• PROBLEM
Please copy every entry below line for line, keeping each character the same.
── RAW RECORDS
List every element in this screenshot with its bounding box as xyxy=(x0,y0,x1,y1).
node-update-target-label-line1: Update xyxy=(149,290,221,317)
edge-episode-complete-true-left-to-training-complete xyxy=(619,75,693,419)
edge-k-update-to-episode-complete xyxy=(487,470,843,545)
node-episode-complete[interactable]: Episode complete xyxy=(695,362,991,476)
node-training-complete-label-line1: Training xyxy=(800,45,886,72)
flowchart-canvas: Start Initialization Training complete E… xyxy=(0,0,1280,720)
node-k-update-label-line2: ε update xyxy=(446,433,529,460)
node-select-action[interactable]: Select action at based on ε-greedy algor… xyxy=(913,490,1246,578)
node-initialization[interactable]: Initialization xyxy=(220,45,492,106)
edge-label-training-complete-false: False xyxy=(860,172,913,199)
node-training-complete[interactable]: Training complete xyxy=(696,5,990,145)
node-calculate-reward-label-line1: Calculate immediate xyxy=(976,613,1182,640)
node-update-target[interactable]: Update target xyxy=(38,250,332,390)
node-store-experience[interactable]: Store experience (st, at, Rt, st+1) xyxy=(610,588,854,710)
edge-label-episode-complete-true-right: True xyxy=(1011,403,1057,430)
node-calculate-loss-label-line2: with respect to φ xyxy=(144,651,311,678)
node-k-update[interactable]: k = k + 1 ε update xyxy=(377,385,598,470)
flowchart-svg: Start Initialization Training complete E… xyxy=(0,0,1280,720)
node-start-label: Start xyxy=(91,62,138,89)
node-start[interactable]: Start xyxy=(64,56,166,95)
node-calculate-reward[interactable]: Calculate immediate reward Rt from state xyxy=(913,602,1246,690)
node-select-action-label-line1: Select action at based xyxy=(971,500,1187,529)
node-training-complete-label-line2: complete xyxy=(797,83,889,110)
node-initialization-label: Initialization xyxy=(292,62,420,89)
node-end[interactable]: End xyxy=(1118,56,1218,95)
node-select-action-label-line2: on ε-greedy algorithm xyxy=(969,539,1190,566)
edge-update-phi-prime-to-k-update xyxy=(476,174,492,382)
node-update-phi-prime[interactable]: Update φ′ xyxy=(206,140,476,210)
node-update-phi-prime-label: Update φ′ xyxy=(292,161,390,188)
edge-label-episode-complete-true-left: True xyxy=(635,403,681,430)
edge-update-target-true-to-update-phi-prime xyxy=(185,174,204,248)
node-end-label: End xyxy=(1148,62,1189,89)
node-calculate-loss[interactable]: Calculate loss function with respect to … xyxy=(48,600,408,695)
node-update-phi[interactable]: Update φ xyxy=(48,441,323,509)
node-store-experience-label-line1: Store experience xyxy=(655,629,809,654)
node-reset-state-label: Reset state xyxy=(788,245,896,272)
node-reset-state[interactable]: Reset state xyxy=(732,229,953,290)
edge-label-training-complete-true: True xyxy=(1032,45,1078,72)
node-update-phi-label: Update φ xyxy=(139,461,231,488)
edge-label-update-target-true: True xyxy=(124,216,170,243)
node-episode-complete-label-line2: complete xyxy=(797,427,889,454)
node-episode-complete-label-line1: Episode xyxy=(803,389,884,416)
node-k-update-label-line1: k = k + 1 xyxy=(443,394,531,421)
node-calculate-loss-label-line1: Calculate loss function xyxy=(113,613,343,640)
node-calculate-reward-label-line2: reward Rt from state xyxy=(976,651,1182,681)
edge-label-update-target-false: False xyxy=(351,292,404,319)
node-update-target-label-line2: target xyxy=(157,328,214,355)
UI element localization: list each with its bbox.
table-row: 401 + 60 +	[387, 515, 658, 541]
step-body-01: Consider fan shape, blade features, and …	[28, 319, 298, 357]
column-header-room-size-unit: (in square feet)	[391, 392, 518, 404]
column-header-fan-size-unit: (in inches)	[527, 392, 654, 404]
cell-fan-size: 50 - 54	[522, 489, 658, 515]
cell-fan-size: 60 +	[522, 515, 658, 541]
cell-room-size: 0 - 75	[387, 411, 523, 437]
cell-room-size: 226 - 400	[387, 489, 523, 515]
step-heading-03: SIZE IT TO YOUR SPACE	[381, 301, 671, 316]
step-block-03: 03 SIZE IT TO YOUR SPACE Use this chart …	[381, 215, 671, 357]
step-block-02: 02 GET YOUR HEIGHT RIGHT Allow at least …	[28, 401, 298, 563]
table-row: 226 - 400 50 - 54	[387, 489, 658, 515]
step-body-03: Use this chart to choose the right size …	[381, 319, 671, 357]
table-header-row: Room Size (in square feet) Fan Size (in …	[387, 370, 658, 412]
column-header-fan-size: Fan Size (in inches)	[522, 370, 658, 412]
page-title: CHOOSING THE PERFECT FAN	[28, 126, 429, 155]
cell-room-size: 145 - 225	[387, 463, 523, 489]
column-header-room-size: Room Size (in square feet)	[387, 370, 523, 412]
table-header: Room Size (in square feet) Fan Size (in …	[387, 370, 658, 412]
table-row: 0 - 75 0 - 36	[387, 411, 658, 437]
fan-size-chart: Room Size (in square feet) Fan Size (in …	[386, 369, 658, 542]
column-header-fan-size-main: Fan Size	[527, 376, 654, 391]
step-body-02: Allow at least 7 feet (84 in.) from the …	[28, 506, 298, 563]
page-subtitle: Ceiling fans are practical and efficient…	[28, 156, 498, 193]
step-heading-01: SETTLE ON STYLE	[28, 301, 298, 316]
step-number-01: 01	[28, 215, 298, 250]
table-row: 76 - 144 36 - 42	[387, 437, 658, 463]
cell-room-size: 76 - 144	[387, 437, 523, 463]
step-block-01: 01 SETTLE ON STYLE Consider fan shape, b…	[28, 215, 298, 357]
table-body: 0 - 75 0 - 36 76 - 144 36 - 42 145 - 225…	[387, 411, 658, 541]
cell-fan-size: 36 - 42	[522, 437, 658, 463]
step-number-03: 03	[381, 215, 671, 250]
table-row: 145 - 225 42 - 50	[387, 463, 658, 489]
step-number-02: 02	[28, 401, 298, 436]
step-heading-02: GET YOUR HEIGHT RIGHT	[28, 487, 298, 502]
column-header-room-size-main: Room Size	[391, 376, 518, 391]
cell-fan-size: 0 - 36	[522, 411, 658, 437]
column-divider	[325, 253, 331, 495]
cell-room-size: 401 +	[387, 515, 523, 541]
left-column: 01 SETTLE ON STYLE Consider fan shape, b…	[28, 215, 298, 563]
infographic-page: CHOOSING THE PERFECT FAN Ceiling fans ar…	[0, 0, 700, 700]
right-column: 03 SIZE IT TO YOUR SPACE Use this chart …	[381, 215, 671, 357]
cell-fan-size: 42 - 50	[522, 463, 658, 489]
────
• RESULT OF THE TASK
List every element in this screenshot with its bounding box as xyxy=(x0,y0,x1,y1).
node-update-target-label-line1: Update xyxy=(149,290,221,317)
edge-episode-complete-true-left-to-training-complete xyxy=(619,75,693,419)
edge-k-update-to-episode-complete xyxy=(487,470,843,545)
node-episode-complete[interactable]: Episode complete xyxy=(695,362,991,476)
node-training-complete-label-line1: Training xyxy=(800,45,886,72)
flowchart-canvas: Start Initialization Training complete E… xyxy=(0,0,1280,720)
node-k-update-label-line2: ε update xyxy=(446,433,529,460)
node-select-action[interactable]: Select action at based on ε-greedy algor… xyxy=(913,490,1246,578)
node-initialization[interactable]: Initialization xyxy=(220,45,492,106)
edge-label-training-complete-false: False xyxy=(860,172,913,199)
node-training-complete[interactable]: Training complete xyxy=(696,5,990,145)
node-calculate-reward-label-line1: Calculate immediate xyxy=(976,613,1182,640)
node-update-target[interactable]: Update target xyxy=(38,250,332,390)
node-store-experience[interactable]: Store experience (st, at, Rt, st+1) xyxy=(610,588,854,710)
edge-label-episode-complete-true-right: True xyxy=(1011,403,1057,430)
node-calculate-loss-label-line2: with respect to φ xyxy=(144,651,311,678)
node-k-update[interactable]: k = k + 1 ε update xyxy=(377,385,598,470)
flowchart-svg: Start Initialization Training complete E… xyxy=(0,0,1280,720)
node-start-label: Start xyxy=(91,62,138,89)
node-start[interactable]: Start xyxy=(64,56,166,95)
node-calculate-reward[interactable]: Calculate immediate reward Rt from state xyxy=(913,602,1246,690)
node-select-action-label-line1: Select action at based xyxy=(971,500,1187,529)
node-training-complete-label-line2: complete xyxy=(797,83,889,110)
node-initialization-label: Initialization xyxy=(292,62,420,89)
node-end[interactable]: End xyxy=(1118,56,1218,95)
node-select-action-label-line2: on ε-greedy algorithm xyxy=(969,539,1190,566)
edge-update-phi-prime-to-k-update xyxy=(476,174,492,382)
node-update-phi-prime[interactable]: Update φ′ xyxy=(206,140,476,210)
node-update-phi-prime-label: Update φ′ xyxy=(292,161,390,188)
edge-label-episode-complete-true-left: True xyxy=(635,403,681,430)
edge-update-target-true-to-update-phi-prime xyxy=(185,174,204,248)
node-end-label: End xyxy=(1148,62,1189,89)
node-calculate-loss[interactable]: Calculate loss function with respect to … xyxy=(48,600,408,695)
node-update-phi[interactable]: Update φ xyxy=(48,441,323,509)
node-store-experience-label-line1: Store experience xyxy=(655,629,809,654)
node-reset-state-label: Reset state xyxy=(788,245,896,272)
node-reset-state[interactable]: Reset state xyxy=(732,229,953,290)
edge-label-training-complete-true: True xyxy=(1032,45,1078,72)
node-update-phi-label: Update φ xyxy=(139,461,231,488)
edge-label-update-target-true: True xyxy=(124,216,170,243)
node-episode-complete-label-line2: complete xyxy=(797,427,889,454)
node-episode-complete-label-line1: Episode xyxy=(803,389,884,416)
node-k-update-label-line1: k = k + 1 xyxy=(443,394,531,421)
node-calculate-loss-label-line1: Calculate loss function xyxy=(113,613,343,640)
node-calculate-reward-label-line2: reward Rt from state xyxy=(976,651,1182,681)
edge-label-update-target-false: False xyxy=(351,292,404,319)
node-update-target-label-line2: target xyxy=(157,328,214,355)
UI element localization: list each with its bbox.
table-row: 401 + 60 +	[387, 515, 658, 541]
step-body-01: Consider fan shape, blade features, and …	[28, 319, 298, 357]
column-header-room-size-unit: (in square feet)	[391, 392, 518, 404]
column-header-fan-size-unit: (in inches)	[527, 392, 654, 404]
cell-fan-size: 50 - 54	[522, 489, 658, 515]
cell-fan-size: 60 +	[522, 515, 658, 541]
cell-room-size: 0 - 75	[387, 411, 523, 437]
cell-room-size: 226 - 400	[387, 489, 523, 515]
step-heading-03: SIZE IT TO YOUR SPACE	[381, 301, 671, 316]
step-block-03: 03 SIZE IT TO YOUR SPACE Use this chart …	[381, 215, 671, 357]
step-block-02: 02 GET YOUR HEIGHT RIGHT Allow at least …	[28, 401, 298, 563]
table-row: 226 - 400 50 - 54	[387, 489, 658, 515]
step-body-03: Use this chart to choose the right size …	[381, 319, 671, 357]
table-header-row: Room Size (in square feet) Fan Size (in …	[387, 370, 658, 412]
column-header-fan-size: Fan Size (in inches)	[522, 370, 658, 412]
page-title: CHOOSING THE PERFECT FAN	[28, 126, 429, 155]
cell-room-size: 145 - 225	[387, 463, 523, 489]
column-header-room-size: Room Size (in square feet)	[387, 370, 523, 412]
table-header: Room Size (in square feet) Fan Size (in …	[387, 370, 658, 412]
table-row: 0 - 75 0 - 36	[387, 411, 658, 437]
fan-size-chart: Room Size (in square feet) Fan Size (in …	[386, 369, 658, 542]
column-header-fan-size-main: Fan Size	[527, 376, 654, 391]
step-body-02: Allow at least 7 feet (84 in.) from the …	[28, 506, 298, 563]
page-subtitle: Ceiling fans are practical and efficient…	[28, 156, 498, 193]
step-heading-01: SETTLE ON STYLE	[28, 301, 298, 316]
step-number-01: 01	[28, 215, 298, 250]
table-row: 76 - 144 36 - 42	[387, 437, 658, 463]
cell-room-size: 76 - 144	[387, 437, 523, 463]
step-block-01: 01 SETTLE ON STYLE Consider fan shape, b…	[28, 215, 298, 357]
table-body: 0 - 75 0 - 36 76 - 144 36 - 42 145 - 225…	[387, 411, 658, 541]
cell-fan-size: 36 - 42	[522, 437, 658, 463]
step-number-03: 03	[381, 215, 671, 250]
table-row: 145 - 225 42 - 50	[387, 463, 658, 489]
step-number-02: 02	[28, 401, 298, 436]
step-heading-02: GET YOUR HEIGHT RIGHT	[28, 487, 298, 502]
column-header-room-size-main: Room Size	[391, 376, 518, 391]
cell-fan-size: 0 - 36	[522, 411, 658, 437]
column-divider	[325, 253, 331, 495]
cell-room-size: 401 +	[387, 515, 523, 541]
left-column: 01 SETTLE ON STYLE Consider fan shape, b…	[28, 215, 298, 563]
infographic-page: CHOOSING THE PERFECT FAN Ceiling fans ar…	[0, 0, 700, 700]
right-column: 03 SIZE IT TO YOUR SPACE Use this chart …	[381, 215, 671, 357]
cell-fan-size: 42 - 50	[522, 463, 658, 489]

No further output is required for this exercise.